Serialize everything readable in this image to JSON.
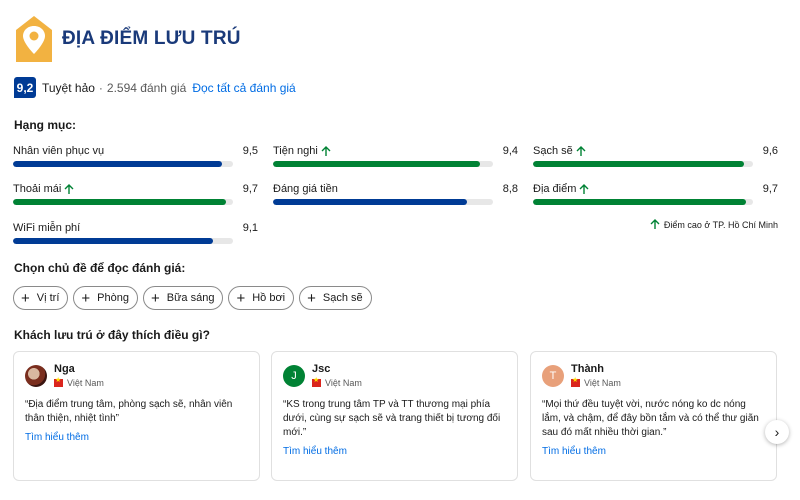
{
  "header": {
    "title": "ĐỊA ĐIỂM LƯU TRÚ",
    "logo_icon": "location-pin-icon",
    "logo_color": "#f2b241"
  },
  "score": {
    "value": "9,2",
    "word": "Tuyệt hảo",
    "separator": "·",
    "count": "2.594 đánh giá",
    "link": "Đọc tất cả đánh giá"
  },
  "categories_title": "Hạng mục:",
  "categories": [
    {
      "label": "Nhân viên phục vụ",
      "value": "9,5",
      "score": 9.5,
      "high": false
    },
    {
      "label": "Tiện nghi",
      "value": "9,4",
      "score": 9.4,
      "high": true
    },
    {
      "label": "Sạch sẽ",
      "value": "9,6",
      "score": 9.6,
      "high": true
    },
    {
      "label": "Thoải mái",
      "value": "9,7",
      "score": 9.7,
      "high": true
    },
    {
      "label": "Đáng giá tiền",
      "value": "8,8",
      "score": 8.8,
      "high": false
    },
    {
      "label": "Địa điểm",
      "value": "9,7",
      "score": 9.7,
      "high": true
    },
    {
      "label": "WiFi miễn phí",
      "value": "9,1",
      "score": 9.1,
      "high": false
    }
  ],
  "high_note": "Điểm cao ở TP. Hồ Chí Minh",
  "topics_title": "Chọn chủ đề để đọc đánh giá:",
  "topics": [
    "Vị trí",
    "Phòng",
    "Bữa sáng",
    "Hồ bơi",
    "Sạch sẽ"
  ],
  "reviews_title": "Khách lưu trú ở đây thích điều gì?",
  "reviews": [
    {
      "name": "Nga",
      "initial": "",
      "avatar_color": "",
      "country": "Việt Nam",
      "quote": "“Địa điểm trung tâm, phòng sạch sẽ, nhân viên thân thiện, nhiệt tình”",
      "link": "Tìm hiểu thêm"
    },
    {
      "name": "Jsc",
      "initial": "J",
      "avatar_color": "#008234",
      "country": "Việt Nam",
      "quote": "“KS trong trung tâm TP và TT thương mại phía dưới, cùng sự sạch sẽ và trang thiết bị tương đối mới.”",
      "link": "Tìm hiểu thêm"
    },
    {
      "name": "Thành",
      "initial": "T",
      "avatar_color": "#e8a07a",
      "country": "Việt Nam",
      "quote": "“Mọi thứ đều tuyệt vời, nước nóng ko dc nóng lắm, và chậm, để đây bồn tắm và có thể thư giãn sau đó mất nhiều thời gian.”",
      "link": "Tìm hiểu thêm"
    }
  ],
  "colors": {
    "blue": "#003b95",
    "green": "#008234",
    "link": "#006ce4"
  },
  "next_icon": "chevron-right-icon"
}
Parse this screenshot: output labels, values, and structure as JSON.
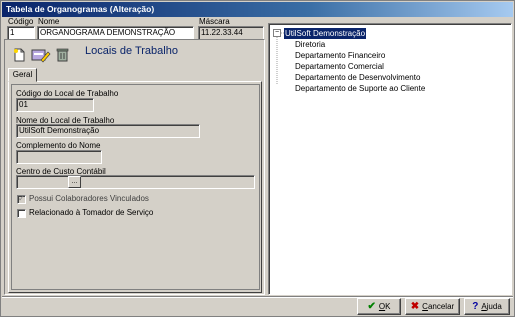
{
  "window": {
    "title": "Tabela de Organogramas (Alteração)"
  },
  "header": {
    "codigo_label": "Código",
    "codigo_value": "1",
    "nome_label": "Nome",
    "nome_value": "ORGANOGRAMA DEMONSTRAÇÃO",
    "mascara_label": "Máscara",
    "mascara_value": "11.22.33.44"
  },
  "section": {
    "title": "Locais de Trabalho",
    "tab_label": "Geral"
  },
  "form": {
    "codigo_local_label": "Código do Local de Trabalho",
    "codigo_local_value": "01",
    "nome_local_label": "Nome do Local de Trabalho",
    "nome_local_value": "UtilSoft Demonstração",
    "complemento_label": "Complemento do Nome",
    "complemento_value": "",
    "centro_custo_label": "Centro de Custo Contábil",
    "centro_custo_value": "",
    "browse_label": "...",
    "check_colaboradores_label": "Possui Colaboradores Vinculados",
    "check_colaboradores_checked": true,
    "check_tomador_label": "Relacionado à Tomador de Serviço",
    "check_tomador_checked": false
  },
  "tree": {
    "root": "UtilSoft Demonstração",
    "expander": "−",
    "children": [
      "Diretoria",
      "Departamento Financeiro",
      "Departamento Comercial",
      "Departamento de Desenvolvimento",
      "Departamento de Suporte ao Cliente"
    ]
  },
  "buttons": {
    "ok_label": "OK",
    "ok_ul": "O",
    "ok_rest": "K",
    "cancel_ul": "C",
    "cancel_rest": "ancelar",
    "help_ul": "A",
    "help_rest": "juda"
  },
  "colors": {
    "title_bar": "#0a246a",
    "heading": "#0a246a",
    "selection": "#0a246a",
    "ok_check": "#008000",
    "cancel_x": "#c00000"
  }
}
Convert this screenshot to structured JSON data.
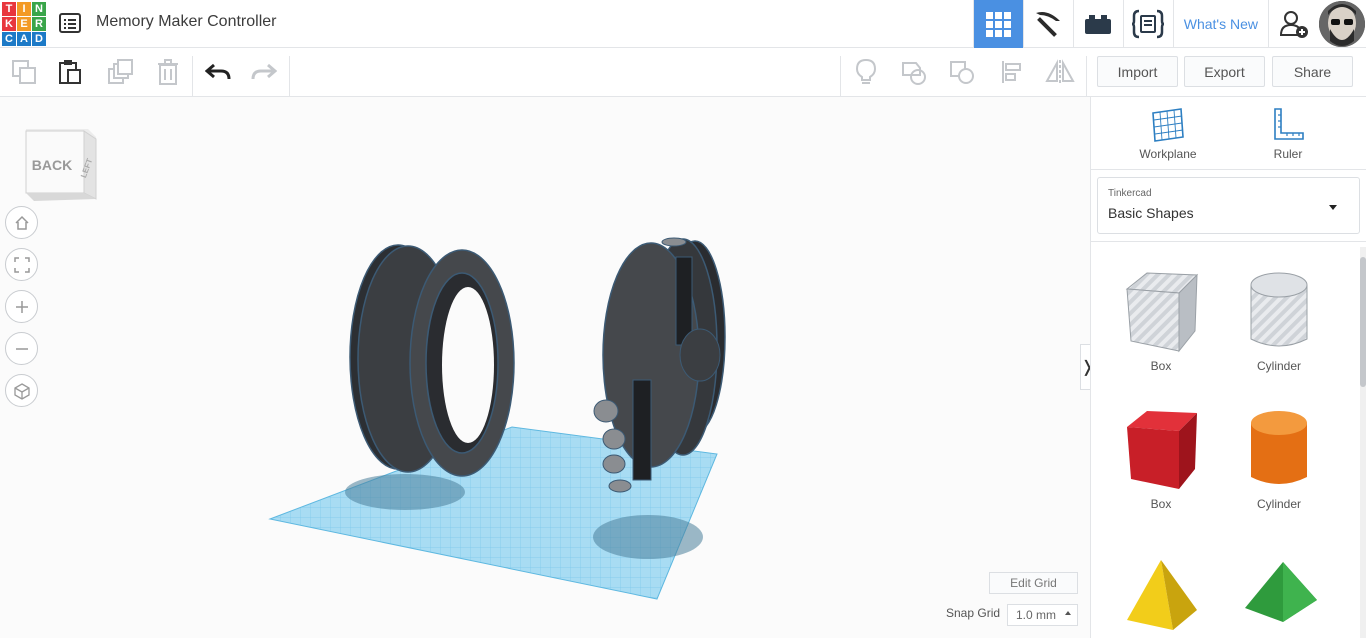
{
  "app": {
    "logo_letters": [
      "T",
      "I",
      "N",
      "K",
      "E",
      "R",
      "C",
      "A",
      "D"
    ],
    "logo_colors": [
      "#e8373d",
      "#f39a25",
      "#3aa54a",
      "#e8373d",
      "#f39a25",
      "#3aa54a",
      "#1d7ac7",
      "#1d7ac7",
      "#1d7ac7"
    ],
    "document_title": "Memory Maker Controller"
  },
  "topnav": {
    "items": [
      {
        "name": "3d-design-grid-icon",
        "active": true
      },
      {
        "name": "pickaxe-icon",
        "active": false
      },
      {
        "name": "bricks-icon",
        "active": false
      },
      {
        "name": "codeblocks-icon",
        "active": false
      }
    ],
    "whats_new": "What's New",
    "accent_color": "#4a90e2"
  },
  "toolbar": {
    "import_label": "Import",
    "export_label": "Export",
    "share_label": "Share"
  },
  "viewport": {
    "viewcube_front": "BACK",
    "viewcube_side": "LEFT",
    "edit_grid_label": "Edit Grid",
    "snap_grid_label": "Snap Grid",
    "snap_grid_value": "1.0 mm"
  },
  "panel": {
    "tools": [
      {
        "label": "Workplane",
        "icon": "workplane-icon"
      },
      {
        "label": "Ruler",
        "icon": "ruler-icon"
      }
    ],
    "library_provider": "Tinkercad",
    "library_name": "Basic Shapes",
    "shapes": [
      {
        "label": "Box",
        "style": "hole"
      },
      {
        "label": "Cylinder",
        "style": "hole"
      },
      {
        "label": "Box",
        "style": "solid",
        "color": "#d01f27"
      },
      {
        "label": "Cylinder",
        "style": "solid",
        "color": "#e7771d"
      },
      {
        "label": "",
        "style": "solid",
        "color": "#f2cd1a"
      },
      {
        "label": "",
        "style": "solid",
        "color": "#2f9b3d"
      }
    ]
  }
}
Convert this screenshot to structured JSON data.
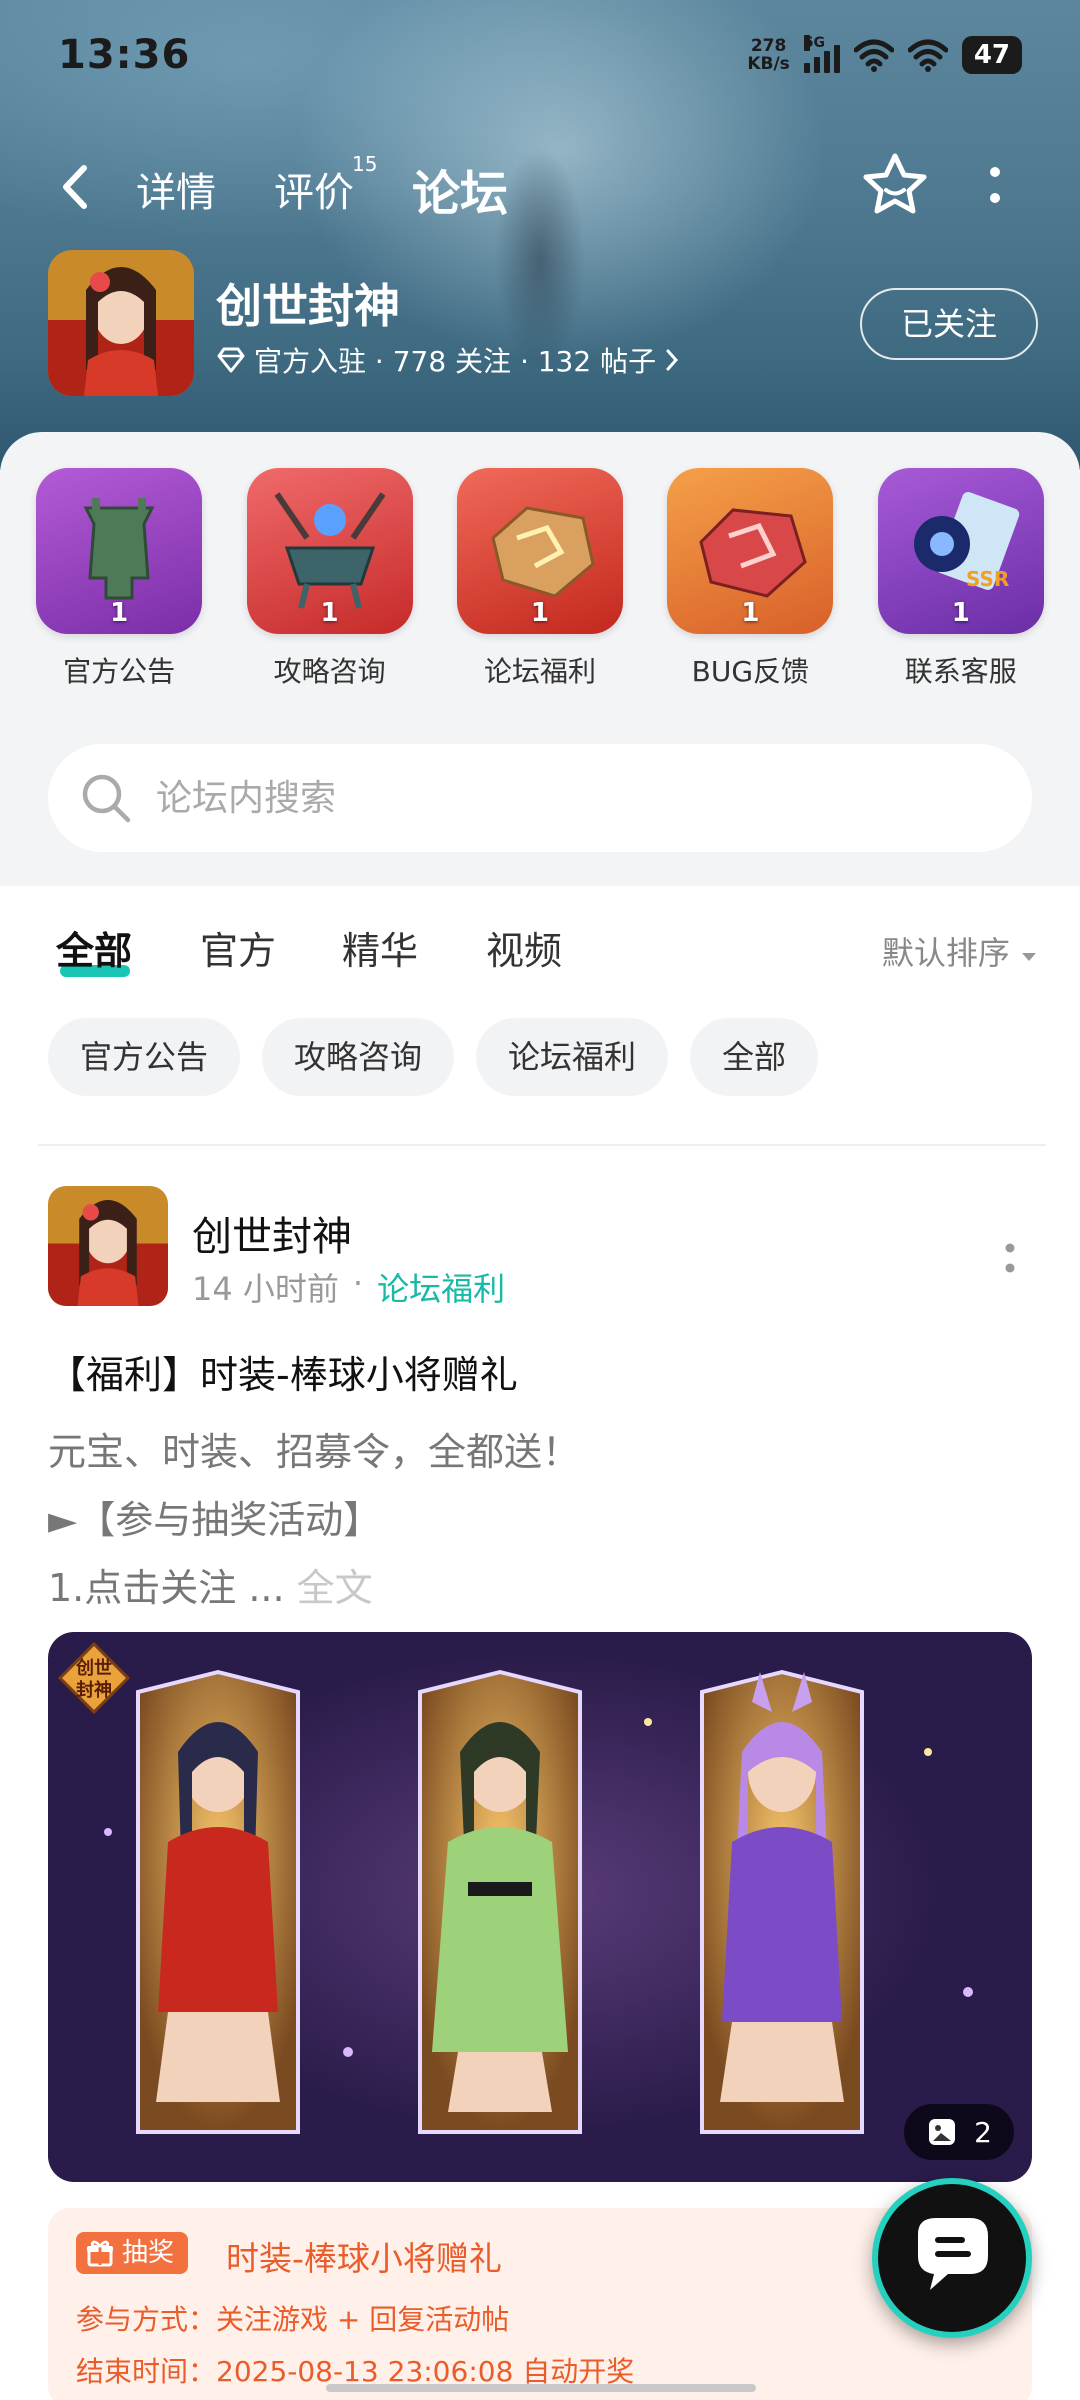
{
  "status_bar": {
    "time": "13:36",
    "net_speed_value": "278",
    "net_speed_unit": "KB/s",
    "signal_label": "5G",
    "battery": "47"
  },
  "nav": {
    "tabs": [
      {
        "label": "详情"
      },
      {
        "label": "评价",
        "badge": "15"
      },
      {
        "label": "论坛",
        "active": true
      }
    ]
  },
  "game": {
    "name": "创世封神",
    "stats": "官方入驻 · 778 关注 · 132 帖子",
    "follow_label": "已关注"
  },
  "shortcuts": [
    {
      "label": "官方公告",
      "count": "1",
      "icon": "bronze-vessel-icon"
    },
    {
      "label": "攻略咨询",
      "count": "1",
      "icon": "cauldron-icon"
    },
    {
      "label": "论坛福利",
      "count": "1",
      "icon": "golden-ore-icon"
    },
    {
      "label": "BUG反馈",
      "count": "1",
      "icon": "red-ore-icon"
    },
    {
      "label": "联系客服",
      "count": "1",
      "icon": "ssr-card-icon"
    }
  ],
  "search": {
    "placeholder": "论坛内搜索"
  },
  "filter_tabs": [
    {
      "label": "全部",
      "active": true
    },
    {
      "label": "官方"
    },
    {
      "label": "精华"
    },
    {
      "label": "视频"
    }
  ],
  "sort_label": "默认排序",
  "chips": [
    "官方公告",
    "攻略咨询",
    "论坛福利",
    "全部"
  ],
  "post": {
    "author": "创世封神",
    "time": "14 小时前",
    "separator": "·",
    "category": "论坛福利",
    "title": "【福利】时装-棒球小将赠礼",
    "body_line1": "元宝、时装、招募令，全都送！",
    "body_line2": "►【参与抽奖活动】",
    "body_line3": "1.点击关注 ...",
    "more_label": "全文",
    "image_count": "2",
    "image_logo": "创世封神",
    "lottery": {
      "badge": "抽奖",
      "title": "时装-棒球小将赠礼",
      "method": "参与方式：关注游戏 + 回复活动帖",
      "end_time": "结束时间：2025-08-13 23:06:08 自动开奖"
    }
  }
}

* **PROMPT**: Only the number is needed here: how many lines of the records contain "trung"?

* **SOLUTION TO THIS TASK**: 2